§ **INPUT DATA**

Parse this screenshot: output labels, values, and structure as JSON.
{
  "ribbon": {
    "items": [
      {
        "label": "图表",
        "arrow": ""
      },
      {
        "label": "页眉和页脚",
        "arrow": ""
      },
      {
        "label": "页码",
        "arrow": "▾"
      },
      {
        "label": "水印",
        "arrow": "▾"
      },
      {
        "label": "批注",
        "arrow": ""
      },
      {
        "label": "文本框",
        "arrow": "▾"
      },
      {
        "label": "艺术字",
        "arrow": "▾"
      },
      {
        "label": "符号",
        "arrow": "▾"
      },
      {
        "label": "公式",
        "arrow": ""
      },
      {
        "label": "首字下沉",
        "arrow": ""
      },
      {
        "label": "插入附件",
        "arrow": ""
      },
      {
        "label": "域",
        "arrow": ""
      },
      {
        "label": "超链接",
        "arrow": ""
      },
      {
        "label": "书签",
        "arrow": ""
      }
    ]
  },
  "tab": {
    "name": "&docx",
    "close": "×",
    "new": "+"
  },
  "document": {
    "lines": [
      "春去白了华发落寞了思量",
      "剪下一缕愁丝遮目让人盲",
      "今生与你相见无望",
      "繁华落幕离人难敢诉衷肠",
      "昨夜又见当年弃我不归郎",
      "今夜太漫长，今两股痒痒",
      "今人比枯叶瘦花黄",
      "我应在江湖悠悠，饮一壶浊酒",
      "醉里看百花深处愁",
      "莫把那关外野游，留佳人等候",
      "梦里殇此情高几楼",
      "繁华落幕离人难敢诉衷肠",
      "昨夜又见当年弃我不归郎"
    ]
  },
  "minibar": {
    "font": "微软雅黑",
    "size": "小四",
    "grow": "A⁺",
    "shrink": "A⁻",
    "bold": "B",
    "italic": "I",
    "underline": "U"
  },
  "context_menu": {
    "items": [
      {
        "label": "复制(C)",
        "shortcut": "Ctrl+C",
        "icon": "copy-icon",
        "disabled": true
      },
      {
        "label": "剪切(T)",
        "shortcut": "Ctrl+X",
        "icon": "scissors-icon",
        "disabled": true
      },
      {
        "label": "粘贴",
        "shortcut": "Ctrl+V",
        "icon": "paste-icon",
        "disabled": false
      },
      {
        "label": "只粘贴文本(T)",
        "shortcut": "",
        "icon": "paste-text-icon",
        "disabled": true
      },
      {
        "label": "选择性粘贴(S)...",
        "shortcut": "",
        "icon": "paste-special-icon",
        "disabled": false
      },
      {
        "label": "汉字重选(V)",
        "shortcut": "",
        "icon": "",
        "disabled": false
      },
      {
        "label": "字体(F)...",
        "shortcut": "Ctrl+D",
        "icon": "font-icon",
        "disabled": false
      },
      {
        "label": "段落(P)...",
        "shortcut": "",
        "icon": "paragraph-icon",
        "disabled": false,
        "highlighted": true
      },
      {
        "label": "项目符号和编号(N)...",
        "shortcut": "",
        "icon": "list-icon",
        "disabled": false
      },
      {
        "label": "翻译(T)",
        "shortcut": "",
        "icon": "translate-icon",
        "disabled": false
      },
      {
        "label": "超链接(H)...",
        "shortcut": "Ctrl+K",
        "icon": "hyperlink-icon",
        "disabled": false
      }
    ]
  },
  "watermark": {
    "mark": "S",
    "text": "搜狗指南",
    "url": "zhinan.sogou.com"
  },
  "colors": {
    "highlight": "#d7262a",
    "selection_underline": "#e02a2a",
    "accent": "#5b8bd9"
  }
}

§ **STATED GOAL**
Which lines of the data above contain "icon"? Copy each one.

§ **TASK RESULT**
        "icon": "copy-icon",
        "icon": "scissors-icon",
        "icon": "paste-icon",
        "icon": "paste-text-icon",
        "icon": "paste-special-icon",
        "icon": "",
        "icon": "font-icon",
        "icon": "paragraph-icon",
        "icon": "list-icon",
        "icon": "translate-icon",
        "icon": "hyperlink-icon",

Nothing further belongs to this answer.